[Consignes à suivre]
Restituez sans aucune modification le passage de l'extrait sur le consentement à l'autre qui va de "On est plein" à "qu'on le croit.".

[Extrait de page]
__________________________________________________
Le problème tout simple, premier, évident du consentement à l'autre n'a
jamais été posé, sinon comme la conséquence d'une autre recherche. Ce n'est
pas le conjoint qui a été recherché, alors que c'est l'objet premier du
sacrement de mariage, mais
- dans le cas de la néophyte la conformité à une théorie spirituelle
- et dans le cas de l’autre homme le suivi d'une quête impossible.
Et le conjoint ?
Au contraire si l'on pose en premier que nous avons à nous libérer, nous
découvrons que l'autre est indispensable à notre propre liberté.
*
* *
Consentir
à l'autre.
Peut-être serait-il sage de reprendre les premiers pas de Saint Augustin
: "J'aime aimer, je m'aime aimant". Effectivement, quand
on aime, on se sent grand, noble, fort et généreux. On a l'impression d'exister.
On est plein de grands sentiments. Aimer fait plaisir. Aimer fait exister
parce qu'aimer donne une bonne conscience de soi.
Mais ce qu'on aime, dans ce cas, Augustin l'a bien montré, ce n'est pas
l'autre, c'est l'image que j'ai de moi-même en train d'aimer l'autre. L'autre
n'est jamais que le miroir dans lequel je contemple la grandeur de mes sentiments
et l'ardeur de ma générosité.
Aimer, comme souligne Augustin, commence par aimer l'image qu'on se fait
de l'autre. Car la première rencontre n'est pas aussi libre qu'on le croit.
Elle n'est jamais réellement par hasard. Si nous savions quelles recherches,
quels désirs gisent au fond de nous, si nous pouvions scruter notre inconscient,
nous saurions que ce n'est jamais par hasard que nous faisons telle ou telle
rencontre. Par conséquent la personne que nous aimons répond à un besoin
que nous avons au fond de nous. Ce que nous recherchons en elle, c'est la
réponse à ce besoin.
__________________________________________________
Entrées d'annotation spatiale
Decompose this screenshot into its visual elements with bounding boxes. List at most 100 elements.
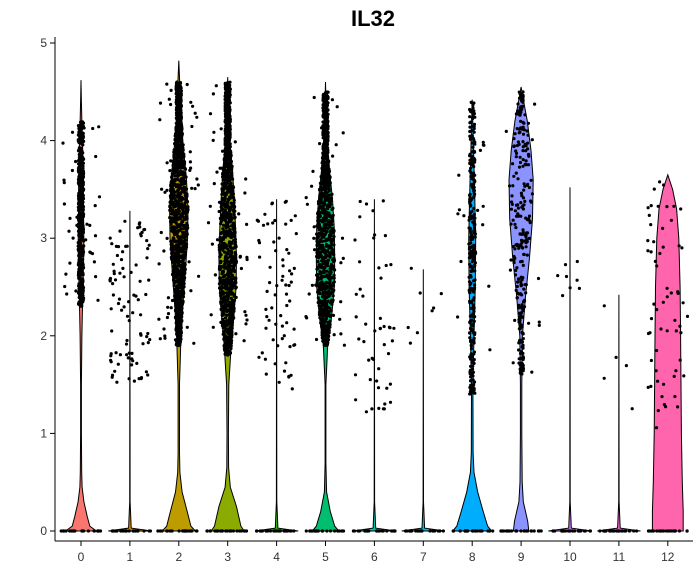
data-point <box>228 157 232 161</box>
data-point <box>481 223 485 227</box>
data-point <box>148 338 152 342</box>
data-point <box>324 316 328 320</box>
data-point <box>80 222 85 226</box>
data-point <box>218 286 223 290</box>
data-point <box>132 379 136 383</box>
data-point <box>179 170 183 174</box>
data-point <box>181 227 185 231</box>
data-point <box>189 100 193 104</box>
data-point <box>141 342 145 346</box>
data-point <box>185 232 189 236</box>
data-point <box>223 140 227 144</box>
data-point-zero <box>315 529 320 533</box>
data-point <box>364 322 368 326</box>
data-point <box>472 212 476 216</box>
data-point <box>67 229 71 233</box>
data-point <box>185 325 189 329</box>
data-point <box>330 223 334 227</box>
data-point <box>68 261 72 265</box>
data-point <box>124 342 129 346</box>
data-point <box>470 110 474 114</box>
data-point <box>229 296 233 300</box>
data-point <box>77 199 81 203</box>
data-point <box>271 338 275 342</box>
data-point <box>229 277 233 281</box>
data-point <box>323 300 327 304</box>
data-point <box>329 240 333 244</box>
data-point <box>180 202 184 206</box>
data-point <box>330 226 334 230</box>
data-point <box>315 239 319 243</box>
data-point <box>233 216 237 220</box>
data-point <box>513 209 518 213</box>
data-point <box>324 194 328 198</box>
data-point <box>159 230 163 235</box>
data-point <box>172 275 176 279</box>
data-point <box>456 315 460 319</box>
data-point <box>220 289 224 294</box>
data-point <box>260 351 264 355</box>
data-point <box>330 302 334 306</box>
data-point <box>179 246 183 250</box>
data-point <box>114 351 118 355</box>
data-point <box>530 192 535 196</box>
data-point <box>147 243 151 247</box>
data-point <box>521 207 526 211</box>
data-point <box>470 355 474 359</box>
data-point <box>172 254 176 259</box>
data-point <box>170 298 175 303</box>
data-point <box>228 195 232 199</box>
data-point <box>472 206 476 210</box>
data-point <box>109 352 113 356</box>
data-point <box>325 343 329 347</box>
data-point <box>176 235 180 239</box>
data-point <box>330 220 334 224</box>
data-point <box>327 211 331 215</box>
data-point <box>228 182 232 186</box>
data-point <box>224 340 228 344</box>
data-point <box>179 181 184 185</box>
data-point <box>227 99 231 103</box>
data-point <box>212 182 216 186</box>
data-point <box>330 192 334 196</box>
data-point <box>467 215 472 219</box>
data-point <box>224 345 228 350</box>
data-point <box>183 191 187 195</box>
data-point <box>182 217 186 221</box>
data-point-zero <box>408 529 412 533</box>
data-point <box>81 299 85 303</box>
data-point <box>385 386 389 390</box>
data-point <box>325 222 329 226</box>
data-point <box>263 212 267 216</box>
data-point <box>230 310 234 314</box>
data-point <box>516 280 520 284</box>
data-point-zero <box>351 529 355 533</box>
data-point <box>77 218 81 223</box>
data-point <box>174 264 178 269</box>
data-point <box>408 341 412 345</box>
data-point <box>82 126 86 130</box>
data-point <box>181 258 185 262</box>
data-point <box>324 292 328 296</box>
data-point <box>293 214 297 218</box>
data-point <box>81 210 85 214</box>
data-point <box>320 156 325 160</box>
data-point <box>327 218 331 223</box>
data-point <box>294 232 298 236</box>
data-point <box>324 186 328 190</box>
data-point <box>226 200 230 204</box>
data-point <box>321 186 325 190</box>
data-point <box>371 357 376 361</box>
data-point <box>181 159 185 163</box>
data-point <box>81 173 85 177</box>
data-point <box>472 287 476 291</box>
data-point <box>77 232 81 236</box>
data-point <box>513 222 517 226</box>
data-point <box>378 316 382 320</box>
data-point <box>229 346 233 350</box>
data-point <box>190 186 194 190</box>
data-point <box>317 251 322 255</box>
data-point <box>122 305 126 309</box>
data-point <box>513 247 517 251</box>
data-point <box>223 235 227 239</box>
__________________________________________________
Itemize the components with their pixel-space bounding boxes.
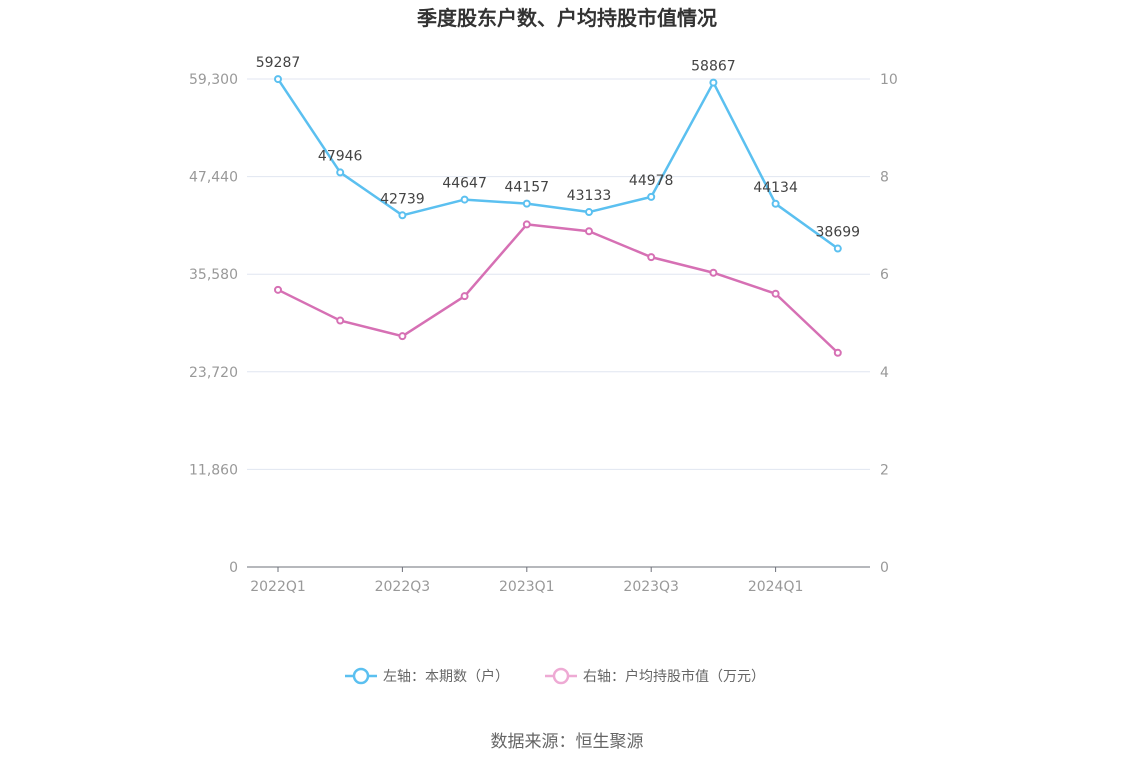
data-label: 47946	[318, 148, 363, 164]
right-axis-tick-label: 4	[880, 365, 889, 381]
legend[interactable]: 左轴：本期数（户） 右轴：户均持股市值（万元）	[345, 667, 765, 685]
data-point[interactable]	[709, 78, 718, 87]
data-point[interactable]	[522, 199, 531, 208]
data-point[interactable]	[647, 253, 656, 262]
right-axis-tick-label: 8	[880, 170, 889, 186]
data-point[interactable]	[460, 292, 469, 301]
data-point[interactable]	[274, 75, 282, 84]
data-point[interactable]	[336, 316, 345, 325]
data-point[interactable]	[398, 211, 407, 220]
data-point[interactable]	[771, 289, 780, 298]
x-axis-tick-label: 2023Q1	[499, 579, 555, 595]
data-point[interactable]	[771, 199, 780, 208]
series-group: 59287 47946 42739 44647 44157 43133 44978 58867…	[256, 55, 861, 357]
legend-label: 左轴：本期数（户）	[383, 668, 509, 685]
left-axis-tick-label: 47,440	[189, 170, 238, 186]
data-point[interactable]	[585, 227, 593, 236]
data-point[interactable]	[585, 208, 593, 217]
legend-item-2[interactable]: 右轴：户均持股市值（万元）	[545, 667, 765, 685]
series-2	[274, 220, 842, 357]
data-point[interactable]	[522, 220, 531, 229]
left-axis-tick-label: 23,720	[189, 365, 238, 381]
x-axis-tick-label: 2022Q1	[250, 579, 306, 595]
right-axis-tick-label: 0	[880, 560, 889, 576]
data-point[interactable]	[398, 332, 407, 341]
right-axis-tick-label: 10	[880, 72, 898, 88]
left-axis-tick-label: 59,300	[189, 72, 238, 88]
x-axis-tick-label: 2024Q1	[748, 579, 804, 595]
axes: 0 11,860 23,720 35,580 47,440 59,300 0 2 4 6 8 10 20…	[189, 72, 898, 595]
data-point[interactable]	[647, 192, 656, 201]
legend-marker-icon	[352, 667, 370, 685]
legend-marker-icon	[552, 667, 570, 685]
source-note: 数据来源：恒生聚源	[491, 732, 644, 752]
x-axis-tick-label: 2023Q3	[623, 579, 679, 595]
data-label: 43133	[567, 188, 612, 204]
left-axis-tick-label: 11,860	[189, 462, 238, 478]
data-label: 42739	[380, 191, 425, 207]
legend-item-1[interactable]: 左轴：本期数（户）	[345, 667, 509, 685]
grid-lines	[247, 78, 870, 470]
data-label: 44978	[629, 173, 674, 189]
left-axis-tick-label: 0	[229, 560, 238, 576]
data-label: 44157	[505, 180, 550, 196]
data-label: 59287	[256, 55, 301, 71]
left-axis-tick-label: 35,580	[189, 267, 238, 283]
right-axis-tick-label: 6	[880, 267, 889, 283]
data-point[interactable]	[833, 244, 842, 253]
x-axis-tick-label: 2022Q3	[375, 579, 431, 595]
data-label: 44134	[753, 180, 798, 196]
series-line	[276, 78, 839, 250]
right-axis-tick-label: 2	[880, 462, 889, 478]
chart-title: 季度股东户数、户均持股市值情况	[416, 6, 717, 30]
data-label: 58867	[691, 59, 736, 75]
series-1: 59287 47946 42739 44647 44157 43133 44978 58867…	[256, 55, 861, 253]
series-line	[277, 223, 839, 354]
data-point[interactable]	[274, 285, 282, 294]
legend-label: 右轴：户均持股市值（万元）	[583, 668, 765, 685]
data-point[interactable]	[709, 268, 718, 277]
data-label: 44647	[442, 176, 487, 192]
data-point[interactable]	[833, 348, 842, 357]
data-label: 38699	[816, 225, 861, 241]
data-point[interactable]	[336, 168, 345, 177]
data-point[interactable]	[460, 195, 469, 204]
__________________________________________________
[Réponse attendue]
On est plein de grands sentiments. Aimer fait plaisir. Aimer fait exister
parce qu'aimer donne une bonne conscience de soi.
Mais ce qu'on aime, dans ce cas, Augustin l'a bien montré, ce n'est pas
l'autre, c'est l'image que j'ai de moi-même en train d'aimer l'autre. L'autre
n'est jamais que le miroir dans lequel je contemple la grandeur de mes sentiments
et l'ardeur de ma générosité.
Aimer, comme souligne Augustin, commence par aimer l'image qu'on se fait
de l'autre. Car la première rencontre n'est pas aussi libre qu'on le croit.